## Exercise requirements
Write out all lines holding the word "Студенты".

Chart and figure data
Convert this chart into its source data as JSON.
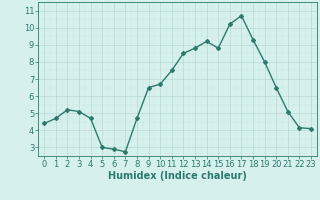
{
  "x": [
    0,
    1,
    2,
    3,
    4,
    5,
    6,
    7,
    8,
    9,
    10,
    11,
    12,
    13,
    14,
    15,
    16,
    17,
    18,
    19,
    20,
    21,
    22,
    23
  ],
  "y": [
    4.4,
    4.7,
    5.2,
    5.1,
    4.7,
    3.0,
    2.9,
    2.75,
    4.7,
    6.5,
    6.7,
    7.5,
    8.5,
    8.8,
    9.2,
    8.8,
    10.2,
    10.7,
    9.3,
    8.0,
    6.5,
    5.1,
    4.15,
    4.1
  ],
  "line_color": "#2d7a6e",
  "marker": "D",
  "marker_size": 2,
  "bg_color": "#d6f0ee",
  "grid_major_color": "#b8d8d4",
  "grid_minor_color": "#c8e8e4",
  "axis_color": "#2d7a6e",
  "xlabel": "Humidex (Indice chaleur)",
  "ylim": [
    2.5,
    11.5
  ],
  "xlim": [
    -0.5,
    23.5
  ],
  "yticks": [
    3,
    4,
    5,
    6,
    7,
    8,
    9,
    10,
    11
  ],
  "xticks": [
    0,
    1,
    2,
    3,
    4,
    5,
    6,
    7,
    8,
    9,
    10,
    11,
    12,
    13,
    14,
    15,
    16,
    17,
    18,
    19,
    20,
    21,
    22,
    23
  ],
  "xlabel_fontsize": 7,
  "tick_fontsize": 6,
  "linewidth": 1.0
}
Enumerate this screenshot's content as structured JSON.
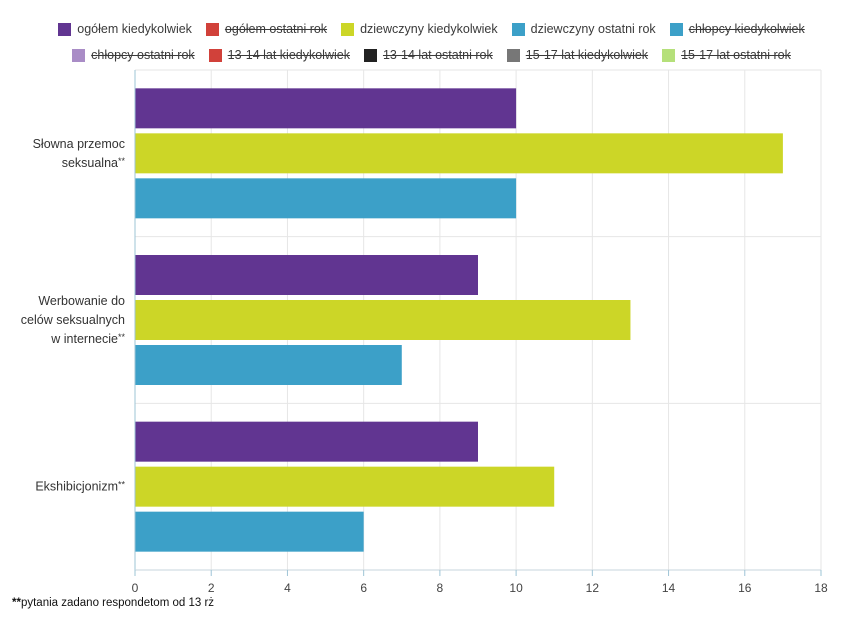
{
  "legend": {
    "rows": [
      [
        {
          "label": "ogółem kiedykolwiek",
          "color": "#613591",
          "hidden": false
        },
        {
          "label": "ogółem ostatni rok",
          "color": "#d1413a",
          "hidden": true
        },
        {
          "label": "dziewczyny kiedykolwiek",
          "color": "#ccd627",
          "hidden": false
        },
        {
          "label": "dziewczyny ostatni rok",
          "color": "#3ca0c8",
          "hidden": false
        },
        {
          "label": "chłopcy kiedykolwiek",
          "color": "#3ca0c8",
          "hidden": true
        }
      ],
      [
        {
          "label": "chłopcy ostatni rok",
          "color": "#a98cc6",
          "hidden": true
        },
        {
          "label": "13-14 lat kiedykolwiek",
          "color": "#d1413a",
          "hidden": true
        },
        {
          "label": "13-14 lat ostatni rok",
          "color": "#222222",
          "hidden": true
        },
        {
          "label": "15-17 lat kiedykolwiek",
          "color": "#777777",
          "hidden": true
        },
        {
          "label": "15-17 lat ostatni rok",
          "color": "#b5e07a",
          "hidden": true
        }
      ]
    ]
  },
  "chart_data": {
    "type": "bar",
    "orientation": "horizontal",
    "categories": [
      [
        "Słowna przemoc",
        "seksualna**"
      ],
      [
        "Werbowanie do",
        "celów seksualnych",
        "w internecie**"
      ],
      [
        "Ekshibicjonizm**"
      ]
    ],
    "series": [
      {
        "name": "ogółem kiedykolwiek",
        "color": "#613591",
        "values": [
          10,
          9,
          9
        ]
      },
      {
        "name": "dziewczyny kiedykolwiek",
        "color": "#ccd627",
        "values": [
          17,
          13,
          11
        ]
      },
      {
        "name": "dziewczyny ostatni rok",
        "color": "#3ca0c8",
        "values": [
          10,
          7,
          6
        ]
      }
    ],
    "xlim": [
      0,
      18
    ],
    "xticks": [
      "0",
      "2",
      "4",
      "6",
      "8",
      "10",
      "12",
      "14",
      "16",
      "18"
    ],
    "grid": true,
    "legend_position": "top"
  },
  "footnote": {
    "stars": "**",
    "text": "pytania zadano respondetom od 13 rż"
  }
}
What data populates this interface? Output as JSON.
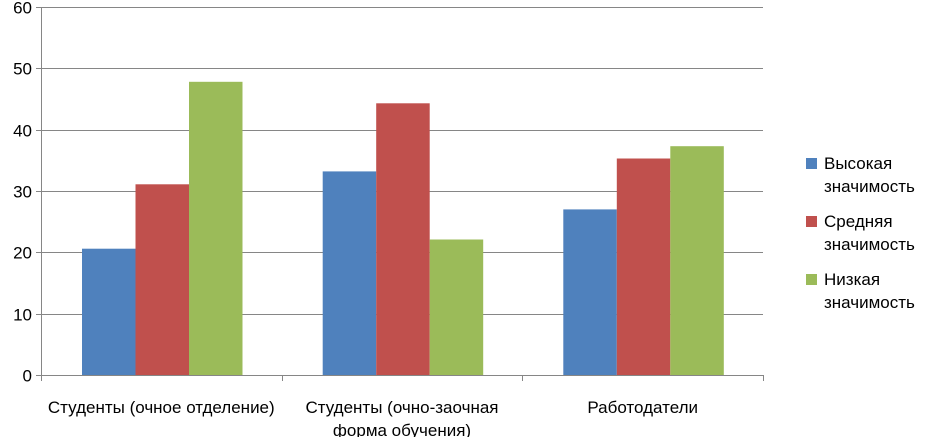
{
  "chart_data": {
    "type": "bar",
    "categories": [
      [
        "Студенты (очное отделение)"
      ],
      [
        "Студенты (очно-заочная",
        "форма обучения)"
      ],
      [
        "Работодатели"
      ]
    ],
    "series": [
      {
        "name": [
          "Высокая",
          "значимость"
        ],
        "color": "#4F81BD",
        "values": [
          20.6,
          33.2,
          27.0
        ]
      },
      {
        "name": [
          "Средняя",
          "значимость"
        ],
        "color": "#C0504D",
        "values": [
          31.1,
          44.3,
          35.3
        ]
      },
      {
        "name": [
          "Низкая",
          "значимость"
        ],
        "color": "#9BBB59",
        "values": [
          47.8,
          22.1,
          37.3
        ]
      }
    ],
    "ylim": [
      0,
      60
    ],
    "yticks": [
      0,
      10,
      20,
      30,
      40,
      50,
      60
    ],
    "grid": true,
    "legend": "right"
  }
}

## Result
        "Студенты (очное отделение)"
        "Студенты (очно-заочная",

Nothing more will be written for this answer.